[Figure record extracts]
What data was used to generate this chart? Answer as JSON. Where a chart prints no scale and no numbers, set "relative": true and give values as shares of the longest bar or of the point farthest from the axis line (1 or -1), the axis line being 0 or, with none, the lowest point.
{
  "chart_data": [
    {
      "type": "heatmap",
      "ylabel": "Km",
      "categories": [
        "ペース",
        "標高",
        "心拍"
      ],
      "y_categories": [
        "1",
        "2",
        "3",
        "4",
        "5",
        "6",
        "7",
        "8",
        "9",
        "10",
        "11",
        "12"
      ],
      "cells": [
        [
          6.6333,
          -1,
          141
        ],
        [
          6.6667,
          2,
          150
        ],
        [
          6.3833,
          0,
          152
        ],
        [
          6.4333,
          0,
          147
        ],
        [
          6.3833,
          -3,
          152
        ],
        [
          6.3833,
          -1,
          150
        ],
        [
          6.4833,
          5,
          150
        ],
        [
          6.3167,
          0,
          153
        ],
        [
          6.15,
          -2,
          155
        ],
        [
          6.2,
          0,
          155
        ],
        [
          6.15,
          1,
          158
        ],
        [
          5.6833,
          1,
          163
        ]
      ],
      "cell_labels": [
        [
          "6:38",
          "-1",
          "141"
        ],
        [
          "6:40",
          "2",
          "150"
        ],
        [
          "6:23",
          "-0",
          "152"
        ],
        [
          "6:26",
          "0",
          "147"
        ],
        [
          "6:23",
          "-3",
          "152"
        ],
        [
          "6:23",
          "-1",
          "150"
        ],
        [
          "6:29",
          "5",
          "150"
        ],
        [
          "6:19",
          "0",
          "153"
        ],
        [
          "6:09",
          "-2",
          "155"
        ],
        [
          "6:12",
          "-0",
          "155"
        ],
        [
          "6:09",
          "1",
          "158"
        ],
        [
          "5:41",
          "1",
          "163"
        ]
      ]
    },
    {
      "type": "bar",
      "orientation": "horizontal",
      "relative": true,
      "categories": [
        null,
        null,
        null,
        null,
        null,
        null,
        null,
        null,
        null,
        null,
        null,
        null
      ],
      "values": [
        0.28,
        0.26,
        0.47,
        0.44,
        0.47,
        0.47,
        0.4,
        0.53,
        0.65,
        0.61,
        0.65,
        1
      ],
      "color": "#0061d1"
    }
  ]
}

• Exercise prompt: All of the entries must be written out exactly as they stand.

• Reply to the exercise:
What data was used to generate this chart? Answer as JSON. Where a chart prints no scale and no numbers, set "relative": true and give values as shares of the longest bar or of the point farthest from the axis line (1 or -1), the axis line being 0 or, with none, the lowest point.
{
  "chart_data": [
    {
      "type": "heatmap",
      "ylabel": "Km",
      "categories": [
        "ペース",
        "標高",
        "心拍"
      ],
      "y_categories": [
        "1",
        "2",
        "3",
        "4",
        "5",
        "6",
        "7",
        "8",
        "9",
        "10",
        "11",
        "12"
      ],
      "cells": [
        [
          6.6333,
          -1,
          141
        ],
        [
          6.6667,
          2,
          150
        ],
        [
          6.3833,
          0,
          152
        ],
        [
          6.4333,
          0,
          147
        ],
        [
          6.3833,
          -3,
          152
        ],
        [
          6.3833,
          -1,
          150
        ],
        [
          6.4833,
          5,
          150
        ],
        [
          6.3167,
          0,
          153
        ],
        [
          6.15,
          -2,
          155
        ],
        [
          6.2,
          0,
          155
        ],
        [
          6.15,
          1,
          158
        ],
        [
          5.6833,
          1,
          163
        ]
      ],
      "cell_labels": [
        [
          "6:38",
          "-1",
          "141"
        ],
        [
          "6:40",
          "2",
          "150"
        ],
        [
          "6:23",
          "-0",
          "152"
        ],
        [
          "6:26",
          "0",
          "147"
        ],
        [
          "6:23",
          "-3",
          "152"
        ],
        [
          "6:23",
          "-1",
          "150"
        ],
        [
          "6:29",
          "5",
          "150"
        ],
        [
          "6:19",
          "0",
          "153"
        ],
        [
          "6:09",
          "-2",
          "155"
        ],
        [
          "6:12",
          "-0",
          "155"
        ],
        [
          "6:09",
          "1",
          "158"
        ],
        [
          "5:41",
          "1",
          "163"
        ]
      ]
    },
    {
      "type": "bar",
      "orientation": "horizontal",
      "relative": true,
      "categories": [
        null,
        null,
        null,
        null,
        null,
        null,
        null,
        null,
        null,
        null,
        null,
        null
      ],
      "values": [
        0.28,
        0.26,
        0.47,
        0.44,
        0.47,
        0.47,
        0.4,
        0.53,
        0.65,
        0.61,
        0.65,
        1
      ],
      "color": "#0061d1"
    }
  ]
}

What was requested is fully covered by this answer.